Exercise:
Without the pictures, copy all the entries below exactly.

Dataset records on visual material:
-------------------------

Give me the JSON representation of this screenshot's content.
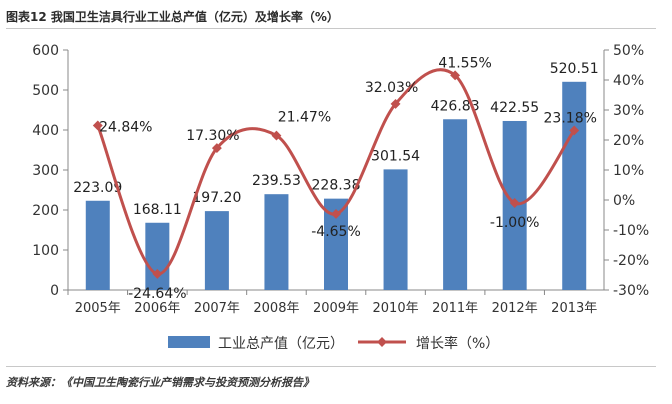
{
  "title": "图表12 我国卫生洁具行业工业总产值（亿元）及增长率（%）",
  "source": "资料来源：《中国卫生陶瓷行业产销需求与投资预测分析报告》",
  "colors": {
    "bar": "#4f81bd",
    "line": "#c0504d",
    "axis_text": "#333333",
    "axis_line": "#888888"
  },
  "chart_data": {
    "type": "bar+line",
    "categories": [
      "2005年",
      "2006年",
      "2007年",
      "2008年",
      "2009年",
      "2010年",
      "2011年",
      "2012年",
      "2013年"
    ],
    "series": [
      {
        "name": "工业总产值（亿元）",
        "type": "bar",
        "axis": "left",
        "values": [
          223.09,
          168.11,
          197.2,
          239.53,
          228.38,
          301.54,
          426.83,
          422.55,
          520.51
        ],
        "labels": [
          "223.09",
          "168.11",
          "197.20",
          "239.53",
          "228.38",
          "301.54",
          "426.83",
          "422.55",
          "520.51"
        ]
      },
      {
        "name": "增长率（%）",
        "type": "line",
        "axis": "right",
        "values": [
          24.84,
          -24.64,
          17.3,
          21.47,
          -4.65,
          32.03,
          41.55,
          -1.0,
          23.18
        ],
        "labels": [
          "24.84%",
          "-24.64%",
          "17.30%",
          "21.47%",
          "-4.65%",
          "32.03%",
          "41.55%",
          "-1.00%",
          "23.18%"
        ]
      }
    ],
    "y_left": {
      "min": 0,
      "max": 600,
      "ticks": [
        0,
        100,
        200,
        300,
        400,
        500,
        600
      ]
    },
    "y_right": {
      "min": -30,
      "max": 50,
      "ticks": [
        -30,
        -20,
        -10,
        0,
        10,
        20,
        30,
        40,
        50
      ],
      "tick_labels": [
        "-30%",
        "-20%",
        "-10%",
        "0%",
        "10%",
        "20%",
        "30%",
        "40%",
        "50%"
      ]
    },
    "legend_position": "bottom"
  }
}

-------------------------

Full response:
Give me the JSON representation of this screenshot's content.
{
  "title": "图表12 我国卫生洁具行业工业总产值（亿元）及增长率（%）",
  "source": "资料来源：《中国卫生陶瓷行业产销需求与投资预测分析报告》",
  "colors": {
    "bar": "#4f81bd",
    "line": "#c0504d",
    "axis_text": "#333333",
    "axis_line": "#888888"
  },
  "chart_data": {
    "type": "bar+line",
    "categories": [
      "2005年",
      "2006年",
      "2007年",
      "2008年",
      "2009年",
      "2010年",
      "2011年",
      "2012年",
      "2013年"
    ],
    "series": [
      {
        "name": "工业总产值（亿元）",
        "type": "bar",
        "axis": "left",
        "values": [
          223.09,
          168.11,
          197.2,
          239.53,
          228.38,
          301.54,
          426.83,
          422.55,
          520.51
        ],
        "labels": [
          "223.09",
          "168.11",
          "197.20",
          "239.53",
          "228.38",
          "301.54",
          "426.83",
          "422.55",
          "520.51"
        ]
      },
      {
        "name": "增长率（%）",
        "type": "line",
        "axis": "right",
        "values": [
          24.84,
          -24.64,
          17.3,
          21.47,
          -4.65,
          32.03,
          41.55,
          -1.0,
          23.18
        ],
        "labels": [
          "24.84%",
          "-24.64%",
          "17.30%",
          "21.47%",
          "-4.65%",
          "32.03%",
          "41.55%",
          "-1.00%",
          "23.18%"
        ]
      }
    ],
    "y_left": {
      "min": 0,
      "max": 600,
      "ticks": [
        0,
        100,
        200,
        300,
        400,
        500,
        600
      ]
    },
    "y_right": {
      "min": -30,
      "max": 50,
      "ticks": [
        -30,
        -20,
        -10,
        0,
        10,
        20,
        30,
        40,
        50
      ],
      "tick_labels": [
        "-30%",
        "-20%",
        "-10%",
        "0%",
        "10%",
        "20%",
        "30%",
        "40%",
        "50%"
      ]
    },
    "legend_position": "bottom"
  }
}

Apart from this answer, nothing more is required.